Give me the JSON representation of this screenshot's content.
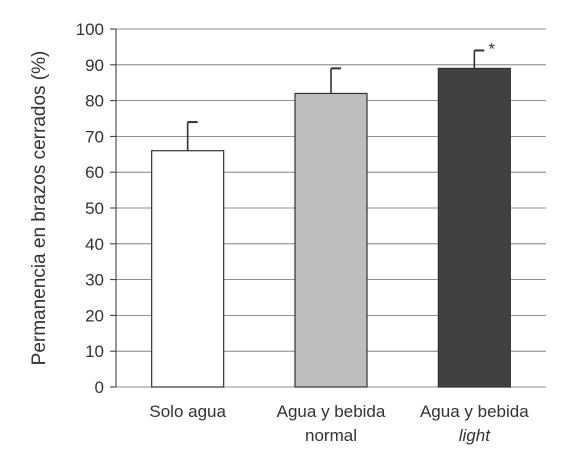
{
  "chart_data": {
    "type": "bar",
    "title": "",
    "xlabel": "",
    "ylabel": "Permanencia en brazos cerrados (%)",
    "ylim": [
      0,
      100
    ],
    "yticks": [
      0,
      10,
      20,
      30,
      40,
      50,
      60,
      70,
      80,
      90,
      100
    ],
    "grid": true,
    "categories": [
      {
        "lines": [
          "Solo agua"
        ],
        "italic": [
          false
        ]
      },
      {
        "lines": [
          "Agua y bebida",
          "normal"
        ],
        "italic": [
          false,
          false
        ]
      },
      {
        "lines": [
          "Agua y bebida",
          "light"
        ],
        "italic": [
          false,
          true
        ]
      }
    ],
    "values": [
      66,
      82,
      89
    ],
    "error_upper": [
      74,
      89,
      94
    ],
    "colors": [
      "#ffffff",
      "#bcbec0",
      "#414143"
    ],
    "annotations": [
      {
        "category_index": 2,
        "text": "*"
      }
    ]
  }
}
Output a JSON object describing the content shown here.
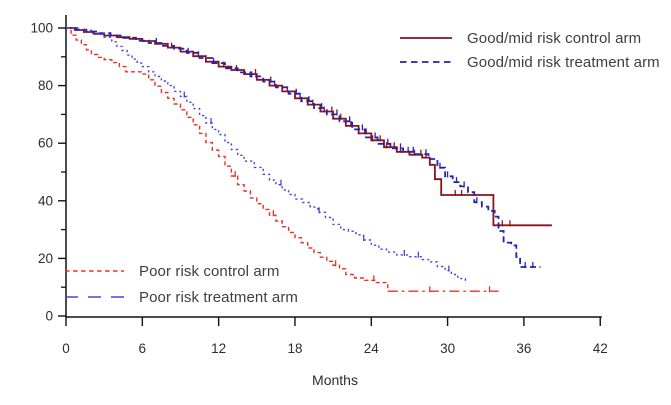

·····

## Directions for this task:
Copy out the entries verbatim and leave the images out.

## Written answer:
Give me the JSON representation of this screenshot's content.
{
  "chart_data": {
    "type": "bar",
    "title": "",
    "xlabel": "",
    "ylabel": "Permanencia en brazos cerrados (%)",
    "ylim": [
      0,
      100
    ],
    "yticks": [
      0,
      10,
      20,
      30,
      40,
      50,
      60,
      70,
      80,
      90,
      100
    ],
    "grid": true,
    "categories": [
      {
        "lines": [
          "Solo agua"
        ],
        "italic": [
          false
        ]
      },
      {
        "lines": [
          "Agua y bebida",
          "normal"
        ],
        "italic": [
          false,
          false
        ]
      },
      {
        "lines": [
          "Agua y bebida",
          "light"
        ],
        "italic": [
          false,
          true
        ]
      }
    ],
    "values": [
      66,
      82,
      89
    ],
    "error_upper": [
      74,
      89,
      94
    ],
    "colors": [
      "#ffffff",
      "#bcbec0",
      "#414143"
    ],
    "annotations": [
      {
        "category_index": 2,
        "text": "*"
      }
    ]
  }
}
Output a JSON object describing the content shown here.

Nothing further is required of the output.